EFE/ Yolanda Salazar
EFE/ Yolanda Salazar

Membros da Unasul devem discutir reforma da entidade em setembro

Ministro das Relações Exteriores, Aloysio Nunes, se reúne com chanceler boliviano para discutir formas de revitalizar organismo

Lu Aiko Otta, O Estado de S.Paulo

20 Agosto 2018 | 19h52

BRASÍLIA - Os países-membros da Unasul deverão se reunir no mês que vem, em Montevidéu, para discutir formas de tirar a entidade de sua paralisia e revitalizá-la. Foi o que informou nesta segunda-feira o ministro das Relações Exteriores, Aloysio Nunes, durante visita oficial à Bolívia, que atualmente preside o organismo. “O Brasil se empenha para a manutenção desse sistema de integração”, afirmou ele, ao lado de seu homólogo boliviano, Fernando Huanacuni.

A Unasul tem como membros: Argentina, Brasil, Uruguai, Paraguai, Bolívia, Equador, Peru, Chile, Guiana, Suriname e Venezuela.

A Colômbia saiu do grupo no início deste mês, agravando a crise em que a organização mergulhou desde  janeiro de 2017, quando terminou o mandato do ex-presidente colombiano Ernesto Samper como secretário-geral e o candidato único a sua sucessão, o argentino José Octavio Bordón, foi vetado pela Venezuela e outros países de linha “bolivariana”.

Requisitos do exercício: Por favor, dê sequência à notícia sobre a Unasul a partir do ponto em que ela para. A listagem é um material à parte, sem relação com a notícia sobre a Unasul.

Listagem apresentada:
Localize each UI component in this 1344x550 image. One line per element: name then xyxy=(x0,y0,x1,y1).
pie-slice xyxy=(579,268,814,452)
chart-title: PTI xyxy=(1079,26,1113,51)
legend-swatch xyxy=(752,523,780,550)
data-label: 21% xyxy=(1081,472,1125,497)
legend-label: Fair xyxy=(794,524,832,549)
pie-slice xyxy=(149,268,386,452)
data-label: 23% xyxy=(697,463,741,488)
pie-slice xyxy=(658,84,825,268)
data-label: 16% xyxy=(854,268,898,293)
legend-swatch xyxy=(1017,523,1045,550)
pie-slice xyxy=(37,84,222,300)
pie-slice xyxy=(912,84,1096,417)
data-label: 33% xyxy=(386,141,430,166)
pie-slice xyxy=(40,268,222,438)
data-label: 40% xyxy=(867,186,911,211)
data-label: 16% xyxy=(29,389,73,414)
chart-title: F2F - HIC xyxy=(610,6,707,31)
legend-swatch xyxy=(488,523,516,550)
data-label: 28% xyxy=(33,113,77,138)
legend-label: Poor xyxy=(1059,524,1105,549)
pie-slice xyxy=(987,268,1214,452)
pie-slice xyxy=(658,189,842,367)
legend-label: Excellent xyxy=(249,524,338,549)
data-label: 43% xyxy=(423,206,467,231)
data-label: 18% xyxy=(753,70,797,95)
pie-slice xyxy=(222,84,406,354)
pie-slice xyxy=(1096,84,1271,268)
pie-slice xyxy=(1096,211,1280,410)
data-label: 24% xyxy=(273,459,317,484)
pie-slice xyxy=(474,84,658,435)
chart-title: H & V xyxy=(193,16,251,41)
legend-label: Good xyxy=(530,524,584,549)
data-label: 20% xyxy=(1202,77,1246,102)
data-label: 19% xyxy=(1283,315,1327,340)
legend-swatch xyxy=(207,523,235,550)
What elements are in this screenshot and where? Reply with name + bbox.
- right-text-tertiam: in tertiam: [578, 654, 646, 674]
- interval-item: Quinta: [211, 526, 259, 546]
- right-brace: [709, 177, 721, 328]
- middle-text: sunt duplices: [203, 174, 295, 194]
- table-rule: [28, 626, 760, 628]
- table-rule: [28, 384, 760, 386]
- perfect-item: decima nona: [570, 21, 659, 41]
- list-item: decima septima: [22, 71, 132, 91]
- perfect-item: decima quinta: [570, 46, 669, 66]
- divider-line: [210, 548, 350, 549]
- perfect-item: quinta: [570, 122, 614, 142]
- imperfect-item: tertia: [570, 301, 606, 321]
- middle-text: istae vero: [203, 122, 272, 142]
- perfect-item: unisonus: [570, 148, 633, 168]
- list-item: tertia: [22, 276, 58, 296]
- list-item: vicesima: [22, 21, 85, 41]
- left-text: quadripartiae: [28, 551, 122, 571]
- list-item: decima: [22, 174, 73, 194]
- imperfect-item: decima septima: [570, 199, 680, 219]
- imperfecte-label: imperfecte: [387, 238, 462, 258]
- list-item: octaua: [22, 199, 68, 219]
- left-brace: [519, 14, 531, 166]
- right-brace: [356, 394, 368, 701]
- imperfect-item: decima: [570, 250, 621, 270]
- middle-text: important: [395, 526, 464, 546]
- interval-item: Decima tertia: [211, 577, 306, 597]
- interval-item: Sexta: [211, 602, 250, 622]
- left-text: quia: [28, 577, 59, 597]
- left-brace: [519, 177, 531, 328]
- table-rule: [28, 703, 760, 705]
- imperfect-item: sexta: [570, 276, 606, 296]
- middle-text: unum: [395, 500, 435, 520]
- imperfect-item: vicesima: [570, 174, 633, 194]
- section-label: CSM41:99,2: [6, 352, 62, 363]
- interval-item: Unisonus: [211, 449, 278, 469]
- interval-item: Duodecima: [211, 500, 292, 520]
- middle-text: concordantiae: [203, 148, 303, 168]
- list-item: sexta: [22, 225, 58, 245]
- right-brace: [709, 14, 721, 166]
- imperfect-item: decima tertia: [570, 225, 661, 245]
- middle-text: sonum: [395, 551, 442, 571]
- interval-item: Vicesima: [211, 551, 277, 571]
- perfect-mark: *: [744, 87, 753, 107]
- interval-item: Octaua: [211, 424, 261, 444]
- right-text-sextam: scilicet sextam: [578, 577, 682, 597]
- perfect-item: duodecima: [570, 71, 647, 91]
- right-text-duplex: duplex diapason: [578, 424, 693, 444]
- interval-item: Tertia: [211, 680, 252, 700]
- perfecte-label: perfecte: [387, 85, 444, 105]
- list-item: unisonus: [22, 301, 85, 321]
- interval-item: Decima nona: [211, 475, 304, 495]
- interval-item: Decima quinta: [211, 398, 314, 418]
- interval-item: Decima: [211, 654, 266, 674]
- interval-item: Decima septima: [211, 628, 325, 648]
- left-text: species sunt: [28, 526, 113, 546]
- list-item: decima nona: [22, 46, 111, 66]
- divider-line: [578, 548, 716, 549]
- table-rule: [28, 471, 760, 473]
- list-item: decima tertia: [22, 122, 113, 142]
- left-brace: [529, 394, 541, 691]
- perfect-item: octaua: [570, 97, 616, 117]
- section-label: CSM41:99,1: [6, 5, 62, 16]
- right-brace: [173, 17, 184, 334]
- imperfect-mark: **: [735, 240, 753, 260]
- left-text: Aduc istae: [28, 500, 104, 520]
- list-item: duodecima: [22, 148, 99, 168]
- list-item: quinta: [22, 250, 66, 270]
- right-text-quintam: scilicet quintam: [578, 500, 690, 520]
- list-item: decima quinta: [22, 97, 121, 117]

Resposta do exercício:
O Brasil tem sua participação suspensa desde abril de 2017, ao lado de Argentina, Chile, Paraguai, Peru. A Colômbia também estava nesse grupo antes de decidir se desligar.

Aloysio comentou que a Unasul é o “terreno adequado” para os países-membros tratarem de diversos temas, como saúde, integração física, combate a crimes transnacionais e segurança na fronteira. “Procuramos dialogar de modo a superar os impasses políticos que estão travando seu funcionamento, de modo a manter sua organização, finalizá-la, dirigi-la a temas mais pragmáticos”, disse. “Para isso, é preciso afastar as divergências ideológicas, que têm outros terrenos para serem expressadas.”

Além de concentrar-se em temas de interesse mútuo e afastar sua natureza ideológica, Aloysio disse que é necessário reformar a estrutura administrativa da Unasul. Hoje ela tem um orçamento da ordem de US$ 10 milhões, dos quais 40% são custeados pelo Brasil. A sede, em Quito, é um prédio que impressiona pelo tamanho.

“Outros chanceleres compartilham desse ponto de vista”, disse Aloysio. Ele acrescentou contar muito com a reunião convocada para setembro, em Montevidéu, “para que possamos dar um novo começo a essa organização.” O encontro foi articulado por Huanacuni depois da saída da Colômbia.

No encontro, Aloysio defendeu que outras organizações regionais, como a Comunidade de Estados Latino-Americanos e Caribenhos (Celac), que em breve será também presidida pela Bolívia, têm uma agenda de trabalho muito ampla e também precisam de mais foco para obter resultados.

Depois de ressaltar que Brasil e Bolívia vivem provavelmente o melhor momento de seu relacionamento, Huanacuni contou que, na reunião, foi discutido o ingresso da Bolívia como membro pleno do Mercosul. Para tanto, falta o sinal verde do Senado brasileiro.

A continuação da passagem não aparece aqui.